Among the lines below, list those containing the string "name".
══ Extracted material
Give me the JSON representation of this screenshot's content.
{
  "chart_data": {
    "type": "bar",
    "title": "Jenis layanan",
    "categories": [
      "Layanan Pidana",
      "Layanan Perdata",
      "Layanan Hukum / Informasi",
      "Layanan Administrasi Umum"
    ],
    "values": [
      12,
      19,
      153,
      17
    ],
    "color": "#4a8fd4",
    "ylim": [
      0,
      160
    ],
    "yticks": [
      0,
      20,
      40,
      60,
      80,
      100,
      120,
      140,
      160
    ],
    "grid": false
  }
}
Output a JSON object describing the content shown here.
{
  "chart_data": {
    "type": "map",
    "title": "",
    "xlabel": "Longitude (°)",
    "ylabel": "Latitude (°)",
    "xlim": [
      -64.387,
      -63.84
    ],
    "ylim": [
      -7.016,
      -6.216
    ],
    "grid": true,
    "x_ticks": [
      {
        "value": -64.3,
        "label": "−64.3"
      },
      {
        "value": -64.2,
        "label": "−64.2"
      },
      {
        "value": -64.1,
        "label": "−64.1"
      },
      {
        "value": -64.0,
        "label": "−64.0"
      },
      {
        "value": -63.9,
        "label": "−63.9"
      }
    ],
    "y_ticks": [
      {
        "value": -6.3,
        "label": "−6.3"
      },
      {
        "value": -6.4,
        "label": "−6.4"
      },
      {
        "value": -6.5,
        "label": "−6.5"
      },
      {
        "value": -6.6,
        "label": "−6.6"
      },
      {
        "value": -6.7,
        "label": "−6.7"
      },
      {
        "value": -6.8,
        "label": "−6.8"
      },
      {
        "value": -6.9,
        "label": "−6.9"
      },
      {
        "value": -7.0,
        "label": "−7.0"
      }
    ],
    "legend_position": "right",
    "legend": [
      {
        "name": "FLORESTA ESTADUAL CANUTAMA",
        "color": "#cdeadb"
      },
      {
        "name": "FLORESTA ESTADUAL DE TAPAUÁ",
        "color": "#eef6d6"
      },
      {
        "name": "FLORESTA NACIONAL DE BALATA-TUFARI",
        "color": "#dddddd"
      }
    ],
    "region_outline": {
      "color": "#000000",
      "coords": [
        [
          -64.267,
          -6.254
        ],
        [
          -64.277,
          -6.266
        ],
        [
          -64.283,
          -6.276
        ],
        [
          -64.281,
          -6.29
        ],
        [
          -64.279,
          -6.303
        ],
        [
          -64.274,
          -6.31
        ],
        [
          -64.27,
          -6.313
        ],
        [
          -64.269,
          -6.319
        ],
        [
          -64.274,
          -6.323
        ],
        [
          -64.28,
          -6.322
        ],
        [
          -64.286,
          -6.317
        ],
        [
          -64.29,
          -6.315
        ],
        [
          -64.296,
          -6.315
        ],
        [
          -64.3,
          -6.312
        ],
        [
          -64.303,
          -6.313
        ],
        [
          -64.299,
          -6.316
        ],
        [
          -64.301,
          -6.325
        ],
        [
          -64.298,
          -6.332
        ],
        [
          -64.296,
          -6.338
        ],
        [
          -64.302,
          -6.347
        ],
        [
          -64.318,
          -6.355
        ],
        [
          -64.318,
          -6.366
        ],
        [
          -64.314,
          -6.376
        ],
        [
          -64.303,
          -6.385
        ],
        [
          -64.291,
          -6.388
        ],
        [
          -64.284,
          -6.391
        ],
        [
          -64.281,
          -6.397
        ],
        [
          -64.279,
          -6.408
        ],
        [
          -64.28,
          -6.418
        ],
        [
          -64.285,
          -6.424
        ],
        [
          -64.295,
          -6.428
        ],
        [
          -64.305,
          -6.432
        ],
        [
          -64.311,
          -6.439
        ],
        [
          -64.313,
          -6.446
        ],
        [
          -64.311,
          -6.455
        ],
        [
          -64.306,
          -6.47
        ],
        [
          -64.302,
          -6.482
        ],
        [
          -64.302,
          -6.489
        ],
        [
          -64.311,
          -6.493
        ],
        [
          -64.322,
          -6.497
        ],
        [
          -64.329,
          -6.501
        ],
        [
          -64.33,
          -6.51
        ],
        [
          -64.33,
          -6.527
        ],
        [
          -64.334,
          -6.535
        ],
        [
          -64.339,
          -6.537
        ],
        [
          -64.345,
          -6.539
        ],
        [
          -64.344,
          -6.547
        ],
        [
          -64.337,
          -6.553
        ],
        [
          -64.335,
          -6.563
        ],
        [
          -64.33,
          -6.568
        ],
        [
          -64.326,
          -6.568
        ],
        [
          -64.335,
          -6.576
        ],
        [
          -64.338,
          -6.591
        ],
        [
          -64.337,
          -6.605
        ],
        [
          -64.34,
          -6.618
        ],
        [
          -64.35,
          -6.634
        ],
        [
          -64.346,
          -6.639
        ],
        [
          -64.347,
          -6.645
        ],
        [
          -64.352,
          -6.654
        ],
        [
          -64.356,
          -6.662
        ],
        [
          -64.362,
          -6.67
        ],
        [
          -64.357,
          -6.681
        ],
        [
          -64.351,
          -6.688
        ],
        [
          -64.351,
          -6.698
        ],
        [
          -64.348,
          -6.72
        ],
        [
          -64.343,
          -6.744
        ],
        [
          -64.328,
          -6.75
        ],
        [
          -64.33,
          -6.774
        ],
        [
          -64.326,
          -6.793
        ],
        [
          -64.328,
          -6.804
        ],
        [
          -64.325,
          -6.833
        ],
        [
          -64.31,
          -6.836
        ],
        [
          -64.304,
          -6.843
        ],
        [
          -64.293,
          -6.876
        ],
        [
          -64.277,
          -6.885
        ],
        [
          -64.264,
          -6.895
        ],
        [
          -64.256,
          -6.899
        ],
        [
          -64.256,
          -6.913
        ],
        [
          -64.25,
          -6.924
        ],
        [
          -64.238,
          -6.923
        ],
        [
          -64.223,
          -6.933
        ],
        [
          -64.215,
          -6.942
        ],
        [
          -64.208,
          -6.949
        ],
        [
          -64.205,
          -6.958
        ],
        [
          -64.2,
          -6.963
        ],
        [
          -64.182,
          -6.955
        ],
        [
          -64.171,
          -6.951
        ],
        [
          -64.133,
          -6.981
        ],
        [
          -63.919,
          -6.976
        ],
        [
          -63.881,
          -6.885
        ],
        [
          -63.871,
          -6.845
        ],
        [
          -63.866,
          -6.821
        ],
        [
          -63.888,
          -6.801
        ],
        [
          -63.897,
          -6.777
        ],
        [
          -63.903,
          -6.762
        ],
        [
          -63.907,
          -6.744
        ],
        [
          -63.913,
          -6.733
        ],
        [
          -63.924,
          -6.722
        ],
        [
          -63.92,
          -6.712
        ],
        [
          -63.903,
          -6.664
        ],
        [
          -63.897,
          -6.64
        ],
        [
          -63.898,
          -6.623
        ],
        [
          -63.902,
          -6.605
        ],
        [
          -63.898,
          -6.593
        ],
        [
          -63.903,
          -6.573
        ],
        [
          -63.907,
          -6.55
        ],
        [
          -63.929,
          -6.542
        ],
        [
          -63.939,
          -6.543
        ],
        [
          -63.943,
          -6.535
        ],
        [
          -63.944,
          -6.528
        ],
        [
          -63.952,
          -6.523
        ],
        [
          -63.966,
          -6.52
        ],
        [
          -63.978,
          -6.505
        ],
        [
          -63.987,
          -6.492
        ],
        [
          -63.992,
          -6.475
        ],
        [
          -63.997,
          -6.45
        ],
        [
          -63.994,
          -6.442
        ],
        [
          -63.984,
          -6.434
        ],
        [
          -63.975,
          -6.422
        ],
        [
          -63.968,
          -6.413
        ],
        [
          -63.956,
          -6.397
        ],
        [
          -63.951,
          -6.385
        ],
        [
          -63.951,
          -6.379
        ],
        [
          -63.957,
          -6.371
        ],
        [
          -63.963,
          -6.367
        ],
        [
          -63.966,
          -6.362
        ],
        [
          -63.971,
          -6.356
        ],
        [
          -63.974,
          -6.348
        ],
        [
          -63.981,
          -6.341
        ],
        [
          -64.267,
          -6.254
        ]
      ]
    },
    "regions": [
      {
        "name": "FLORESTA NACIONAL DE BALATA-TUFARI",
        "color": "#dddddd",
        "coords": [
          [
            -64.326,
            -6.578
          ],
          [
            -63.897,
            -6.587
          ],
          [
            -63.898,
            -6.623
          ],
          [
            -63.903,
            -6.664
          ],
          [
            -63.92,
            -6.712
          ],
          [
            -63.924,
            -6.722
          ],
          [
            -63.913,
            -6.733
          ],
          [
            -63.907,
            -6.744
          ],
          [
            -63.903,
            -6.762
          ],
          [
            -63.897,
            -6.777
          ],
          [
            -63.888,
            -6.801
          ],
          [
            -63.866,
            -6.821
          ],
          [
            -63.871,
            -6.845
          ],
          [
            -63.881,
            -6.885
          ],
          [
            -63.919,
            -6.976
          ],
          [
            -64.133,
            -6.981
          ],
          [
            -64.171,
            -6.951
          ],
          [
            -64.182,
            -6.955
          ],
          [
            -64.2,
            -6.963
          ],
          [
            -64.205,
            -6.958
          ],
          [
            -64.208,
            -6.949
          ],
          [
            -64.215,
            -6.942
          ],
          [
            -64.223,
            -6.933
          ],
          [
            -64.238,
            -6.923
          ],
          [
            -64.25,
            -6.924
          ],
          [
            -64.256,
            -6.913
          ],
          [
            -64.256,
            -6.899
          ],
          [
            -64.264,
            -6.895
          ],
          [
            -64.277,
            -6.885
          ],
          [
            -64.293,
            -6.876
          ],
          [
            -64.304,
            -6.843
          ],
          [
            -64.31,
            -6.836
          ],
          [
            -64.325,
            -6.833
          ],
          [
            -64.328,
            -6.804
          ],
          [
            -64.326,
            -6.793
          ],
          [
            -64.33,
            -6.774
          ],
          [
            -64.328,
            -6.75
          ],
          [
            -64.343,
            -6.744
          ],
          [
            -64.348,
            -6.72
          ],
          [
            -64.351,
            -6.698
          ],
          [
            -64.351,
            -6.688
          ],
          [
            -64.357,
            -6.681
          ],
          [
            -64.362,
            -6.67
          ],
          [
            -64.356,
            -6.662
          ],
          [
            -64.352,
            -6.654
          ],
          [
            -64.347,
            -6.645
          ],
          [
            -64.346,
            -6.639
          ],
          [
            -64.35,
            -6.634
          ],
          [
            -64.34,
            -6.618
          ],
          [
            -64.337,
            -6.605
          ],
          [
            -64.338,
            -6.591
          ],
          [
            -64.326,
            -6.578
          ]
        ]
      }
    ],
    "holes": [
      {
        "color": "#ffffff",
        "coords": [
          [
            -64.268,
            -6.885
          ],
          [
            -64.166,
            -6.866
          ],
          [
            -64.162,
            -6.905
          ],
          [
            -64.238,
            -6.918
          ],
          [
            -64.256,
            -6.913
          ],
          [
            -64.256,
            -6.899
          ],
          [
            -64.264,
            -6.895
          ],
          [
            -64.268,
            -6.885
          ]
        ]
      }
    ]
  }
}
════
» Result
        "name": "FLORESTA ESTADUAL CANUTAMA",
        "name": "FLORESTA ESTADUAL DE TAPAUÁ",
        "name": "FLORESTA NACIONAL DE BALATA-TUFARI",
        "name": "FLORESTA NACIONAL DE BALATA-TUFARI",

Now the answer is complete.